WHAT THE TASK REQUIRES = Leave the pictures out. Return all other data exactly.

RECORD EXCERPTS =
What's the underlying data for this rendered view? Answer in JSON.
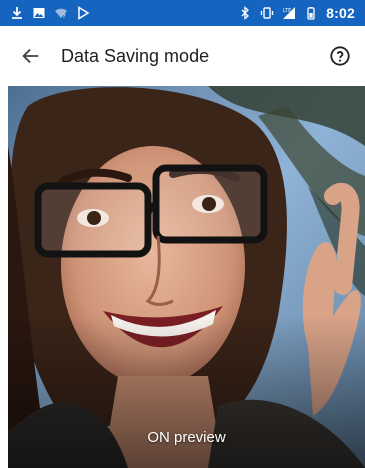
{
  "status_bar": {
    "time": "8:02",
    "left_icons": [
      "download-icon",
      "image-icon",
      "wifi-question-icon",
      "play-store-icon"
    ],
    "right_icons": [
      "bluetooth-icon",
      "vibrate-icon",
      "lte-signal-icon",
      "battery-icon"
    ],
    "background_color": "#1565c0"
  },
  "app_bar": {
    "title": "Data Saving mode",
    "back_icon": "arrow-back-icon",
    "help_icon": "help-circle-icon"
  },
  "preview": {
    "label": "ON preview"
  }
}
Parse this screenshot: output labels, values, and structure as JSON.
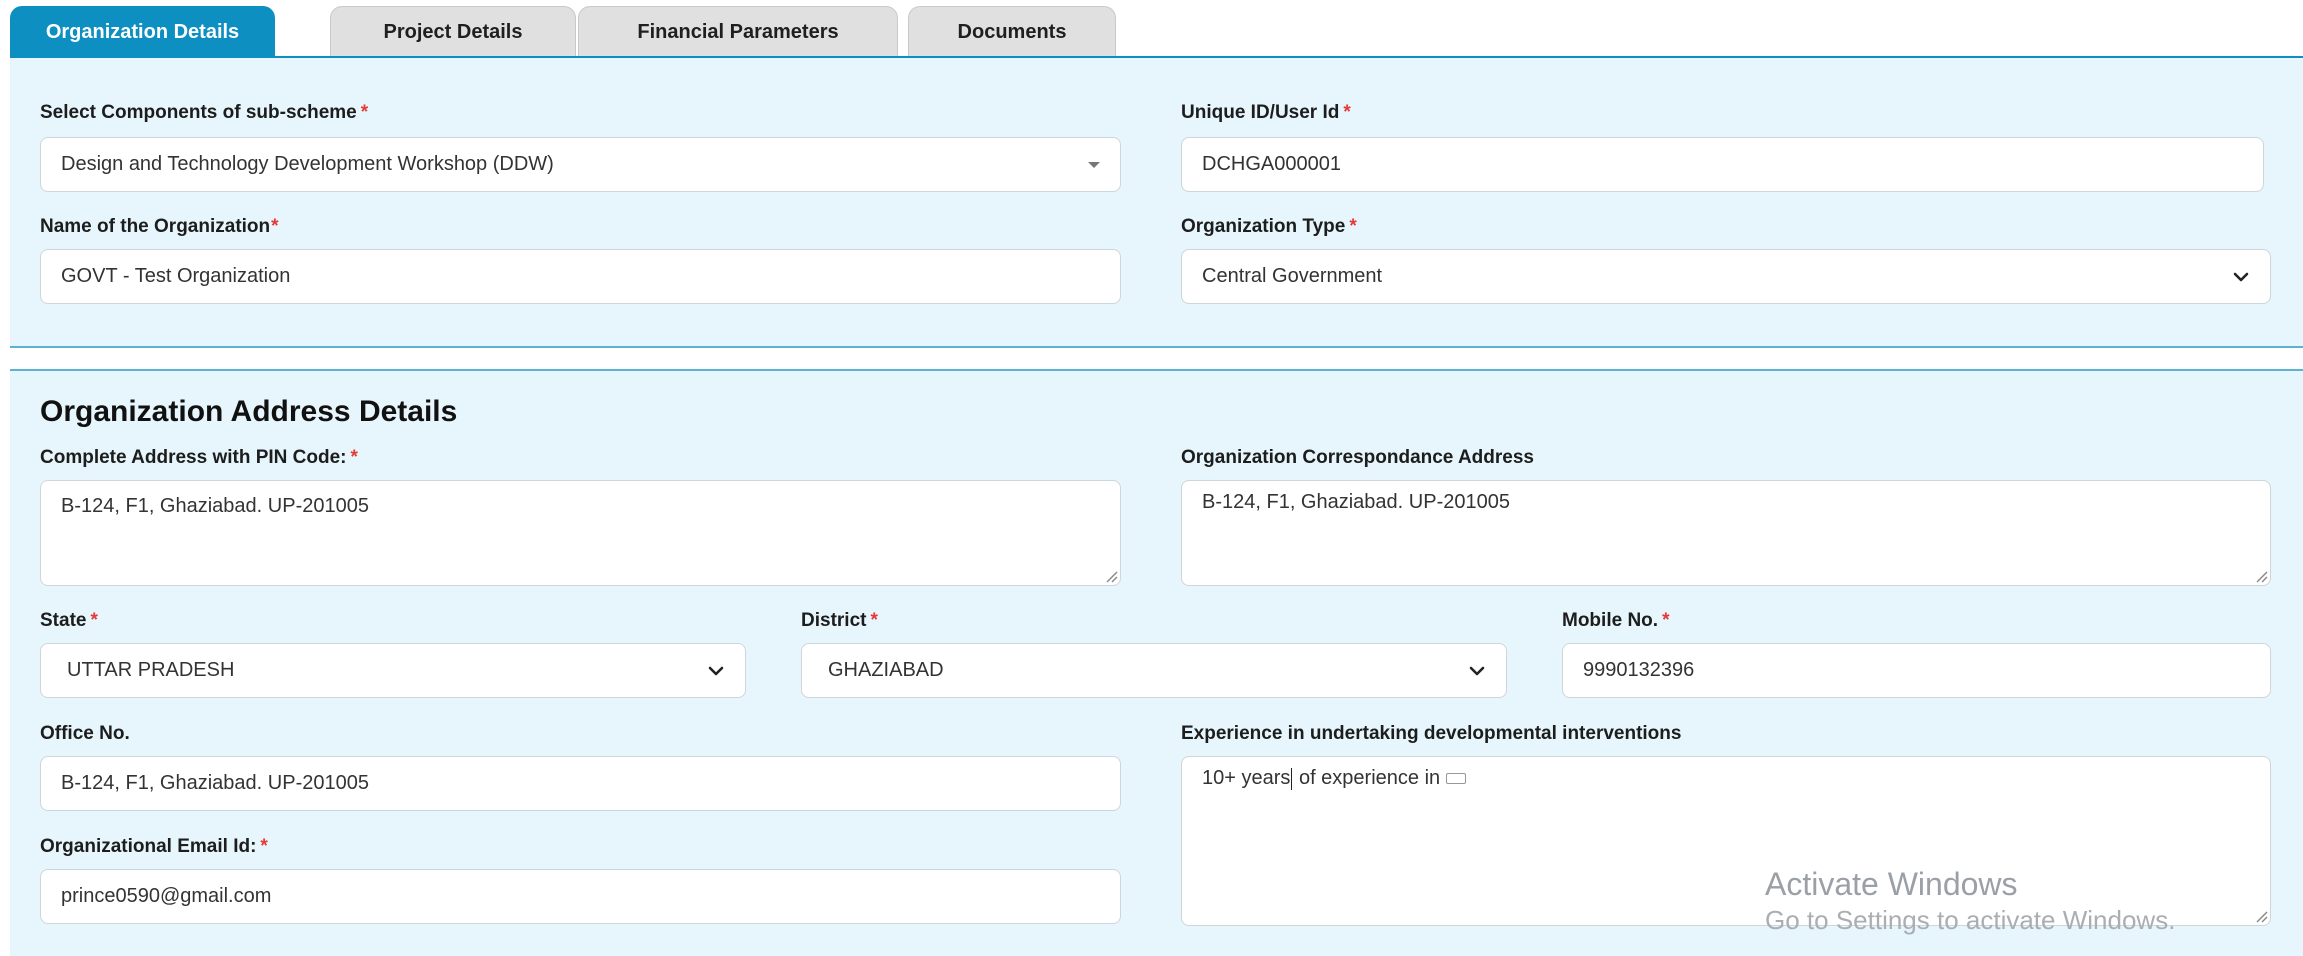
{
  "tabs": [
    {
      "label": "Organization Details",
      "active": true
    },
    {
      "label": "Project Details",
      "active": false
    },
    {
      "label": "Financial Parameters",
      "active": false
    },
    {
      "label": "Documents",
      "active": false
    }
  ],
  "colors": {
    "accent": "#0e8fc1",
    "section_bg": "#e6f6fc",
    "required": "#e53935"
  },
  "org_details": {
    "component_label": "Select Components of sub-scheme",
    "component_value": "Design and Technology Development Workshop (DDW)",
    "unique_id_label": "Unique ID/User Id",
    "unique_id_value": "DCHGA000001",
    "org_name_label": "Name of the Organization",
    "org_name_value": "GOVT - Test Organization",
    "org_type_label": "Organization Type",
    "org_type_value": "Central Government"
  },
  "address": {
    "title": "Organization Address Details",
    "complete_address_label": "Complete Address with PIN Code:",
    "complete_address_value": "B-124, F1, Ghaziabad. UP-201005",
    "correspondence_label": "Organization Correspondance Address",
    "correspondence_value": "B-124, F1, Ghaziabad. UP-201005",
    "state_label": "State",
    "state_value": "UTTAR PRADESH",
    "district_label": "District",
    "district_value": "GHAZIABAD",
    "mobile_label": "Mobile No.",
    "mobile_value": "9990132396",
    "office_label": "Office No.",
    "office_value": "B-124, F1, Ghaziabad. UP-201005",
    "experience_label": "Experience in undertaking developmental interventions",
    "experience_value_before_cursor": "10+ years",
    "experience_value_after_cursor": " of experience in",
    "email_label": "Organizational Email Id:",
    "email_value": "prince0590@gmail.com"
  },
  "required_marker": "*",
  "watermark": {
    "line1": "Activate Windows",
    "line2": "Go to Settings to activate Windows."
  }
}
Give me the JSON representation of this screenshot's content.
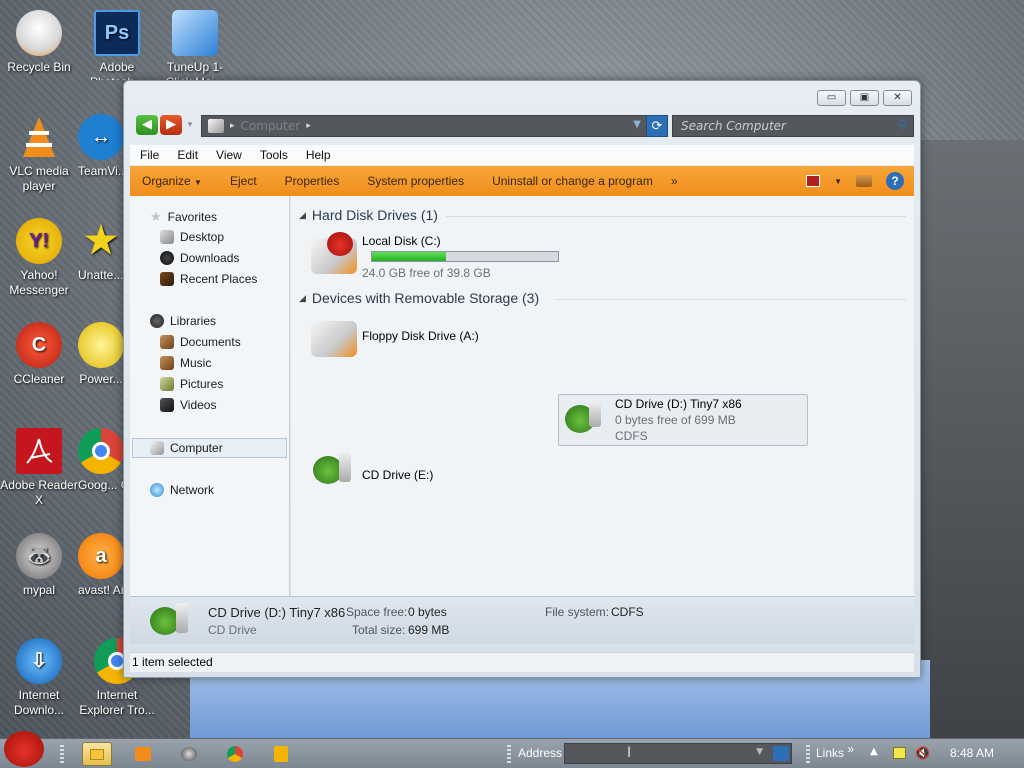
{
  "desktop": {
    "icons": [
      {
        "label": "Recycle Bin",
        "name": "recycle-bin-icon"
      },
      {
        "label": "Adobe Photosh...",
        "name": "photoshop-icon",
        "glyph": "Ps"
      },
      {
        "label": "TuneUp 1-Click Mai...",
        "name": "tuneup-icon"
      },
      {
        "label": "VLC media player",
        "name": "vlc-icon"
      },
      {
        "label": "TeamVi...",
        "name": "teamviewer-icon"
      },
      {
        "label": "Yahoo! Messenger",
        "name": "yahoo-messenger-icon"
      },
      {
        "label": "Unatte... Soft...",
        "name": "unattended-software-icon"
      },
      {
        "label": "CCleaner",
        "name": "ccleaner-icon"
      },
      {
        "label": "Power...",
        "name": "power-icon"
      },
      {
        "label": "Adobe Reader X",
        "name": "adobe-reader-icon"
      },
      {
        "label": "Goog... Chro...",
        "name": "google-chrome-icon"
      },
      {
        "label": "mypal",
        "name": "mypal-icon"
      },
      {
        "label": "avast! Antiv...",
        "name": "avast-icon"
      },
      {
        "label": "Internet Downlo...",
        "name": "internet-download-manager-icon"
      },
      {
        "label": "Internet Explorer Tro...",
        "name": "internet-explorer-trouble-icon"
      }
    ]
  },
  "window": {
    "address": {
      "path": "Computer",
      "separator": "▸"
    },
    "search_placeholder": "Search Computer",
    "menu": [
      "File",
      "Edit",
      "View",
      "Tools",
      "Help"
    ],
    "commands": {
      "organize": "Organize",
      "eject": "Eject",
      "properties": "Properties",
      "system_properties": "System properties",
      "uninstall": "Uninstall or change a program",
      "more": "»"
    },
    "nav": {
      "favorites": "Favorites",
      "desktop": "Desktop",
      "downloads": "Downloads",
      "recent_places": "Recent Places",
      "libraries": "Libraries",
      "documents": "Documents",
      "music": "Music",
      "pictures": "Pictures",
      "videos": "Videos",
      "computer": "Computer",
      "network": "Network"
    },
    "groups": {
      "hard_disks": "Hard Disk Drives (1)",
      "removable": "Devices with Removable Storage (3)"
    },
    "drives": {
      "c": {
        "name": "Local Disk (C:)",
        "free_text": "24.0 GB free of 39.8 GB",
        "used_fraction": 0.4
      },
      "a": {
        "name": "Floppy Disk Drive (A:)"
      },
      "d": {
        "name": "CD Drive (D:) Tiny7 x86",
        "free_text": "0 bytes free of 699 MB",
        "fs": "CDFS"
      },
      "e": {
        "name": "CD Drive (E:)"
      }
    },
    "details": {
      "title": "CD Drive (D:) Tiny7 x86",
      "subtitle": "CD Drive",
      "space_free_label": "Space free:",
      "space_free_value": "0 bytes",
      "total_size_label": "Total size:",
      "total_size_value": "699 MB",
      "fs_label": "File system:",
      "fs_value": "CDFS"
    },
    "status": "1 item selected"
  },
  "taskbar": {
    "address_label": "Address",
    "links_label": "Links",
    "links_more": "»",
    "clock": "8:48 AM"
  },
  "colors": {
    "accent": "#f08d1c",
    "progress": "#26b020",
    "selection": "#e8edf2"
  }
}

OUTPUT OF THE TASK =
What's the underlying data for this rendered view? Answer in JSON.
{
  "status_bar": {
    "time": "8:02",
    "left_icons": [
      "download-icon",
      "image-icon",
      "wifi-question-icon",
      "play-store-icon"
    ],
    "right_icons": [
      "bluetooth-icon",
      "vibrate-icon",
      "lte-signal-icon",
      "battery-icon"
    ],
    "background_color": "#1565c0"
  },
  "app_bar": {
    "title": "Data Saving mode",
    "back_icon": "arrow-back-icon",
    "help_icon": "help-circle-icon"
  },
  "preview": {
    "label": "ON preview"
  }
}
Parse this screenshot: output labels, values, and structure as JSON.
{
  "tabs": [
    {
      "label": "Organization Details",
      "active": true
    },
    {
      "label": "Project Details",
      "active": false
    },
    {
      "label": "Financial Parameters",
      "active": false
    },
    {
      "label": "Documents",
      "active": false
    }
  ],
  "colors": {
    "accent": "#0e8fc1",
    "section_bg": "#e6f6fc",
    "required": "#e53935"
  },
  "org_details": {
    "component_label": "Select Components of sub-scheme",
    "component_value": "Design and Technology Development Workshop (DDW)",
    "unique_id_label": "Unique ID/User Id",
    "unique_id_value": "DCHGA000001",
    "org_name_label": "Name of the Organization",
    "org_name_value": "GOVT - Test Organization",
    "org_type_label": "Organization Type",
    "org_type_value": "Central Government"
  },
  "address": {
    "title": "Organization Address Details",
    "complete_address_label": "Complete Address with PIN Code:",
    "complete_address_value": "B-124, F1, Ghaziabad. UP-201005",
    "correspondence_label": "Organization Correspondance Address",
    "correspondence_value": "B-124, F1, Ghaziabad. UP-201005",
    "state_label": "State",
    "state_value": "UTTAR PRADESH",
    "district_label": "District",
    "district_value": "GHAZIABAD",
    "mobile_label": "Mobile No.",
    "mobile_value": "9990132396",
    "office_label": "Office No.",
    "office_value": "B-124, F1, Ghaziabad. UP-201005",
    "experience_label": "Experience in undertaking developmental interventions",
    "experience_value_before_cursor": "10+ years",
    "experience_value_after_cursor": " of experience in",
    "email_label": "Organizational Email Id:",
    "email_value": "prince0590@gmail.com"
  },
  "required_marker": "*",
  "watermark": {
    "line1": "Activate Windows",
    "line2": "Go to Settings to activate Windows."
  }
}
Give me the JSON representation of this screenshot's content.
{
  "desktop": {
    "icons": [
      {
        "label": "Recycle Bin",
        "name": "recycle-bin-icon"
      },
      {
        "label": "Adobe Photosh...",
        "name": "photoshop-icon",
        "glyph": "Ps"
      },
      {
        "label": "TuneUp 1-Click Mai...",
        "name": "tuneup-icon"
      },
      {
        "label": "VLC media player",
        "name": "vlc-icon"
      },
      {
        "label": "TeamVi...",
        "name": "teamviewer-icon"
      },
      {
        "label": "Yahoo! Messenger",
        "name": "yahoo-messenger-icon"
      },
      {
        "label": "Unatte... Soft...",
        "name": "unattended-software-icon"
      },
      {
        "label": "CCleaner",
        "name": "ccleaner-icon"
      },
      {
        "label": "Power...",
        "name": "power-icon"
      },
      {
        "label": "Adobe Reader X",
        "name": "adobe-reader-icon"
      },
      {
        "label": "Goog... Chro...",
        "name": "google-chrome-icon"
      },
      {
        "label": "mypal",
        "name": "mypal-icon"
      },
      {
        "label": "avast! Antiv...",
        "name": "avast-icon"
      },
      {
        "label": "Internet Downlo...",
        "name": "internet-download-manager-icon"
      },
      {
        "label": "Internet Explorer Tro...",
        "name": "internet-explorer-trouble-icon"
      }
    ]
  },
  "window": {
    "address": {
      "path": "Computer",
      "separator": "▸"
    },
    "search_placeholder": "Search Computer",
    "menu": [
      "File",
      "Edit",
      "View",
      "Tools",
      "Help"
    ],
    "commands": {
      "organize": "Organize",
      "eject": "Eject",
      "properties": "Properties",
      "system_properties": "System properties",
      "uninstall": "Uninstall or change a program",
      "more": "»"
    },
    "nav": {
      "favorites": "Favorites",
      "desktop": "Desktop",
      "downloads": "Downloads",
      "recent_places": "Recent Places",
      "libraries": "Libraries",
      "documents": "Documents",
      "music": "Music",
      "pictures": "Pictures",
      "videos": "Videos",
      "computer": "Computer",
      "network": "Network"
    },
    "groups": {
      "hard_disks": "Hard Disk Drives (1)",
      "removable": "Devices with Removable Storage (3)"
    },
    "drives": {
      "c": {
        "name": "Local Disk (C:)",
        "free_text": "24.0 GB free of 39.8 GB",
        "used_fraction": 0.4
      },
      "a": {
        "name": "Floppy Disk Drive (A:)"
      },
      "d": {
        "name": "CD Drive (D:) Tiny7 x86",
        "free_text": "0 bytes free of 699 MB",
        "fs": "CDFS"
      },
      "e": {
        "name": "CD Drive (E:)"
      }
    },
    "details": {
      "title": "CD Drive (D:) Tiny7 x86",
      "subtitle": "CD Drive",
      "space_free_label": "Space free:",
      "space_free_value": "0 bytes",
      "total_size_label": "Total size:",
      "total_size_value": "699 MB",
      "fs_label": "File system:",
      "fs_value": "CDFS"
    },
    "status": "1 item selected"
  },
  "taskbar": {
    "address_label": "Address",
    "links_label": "Links",
    "links_more": "»",
    "clock": "8:48 AM"
  },
  "colors": {
    "accent": "#f08d1c",
    "progress": "#26b020",
    "selection": "#e8edf2"
  }
}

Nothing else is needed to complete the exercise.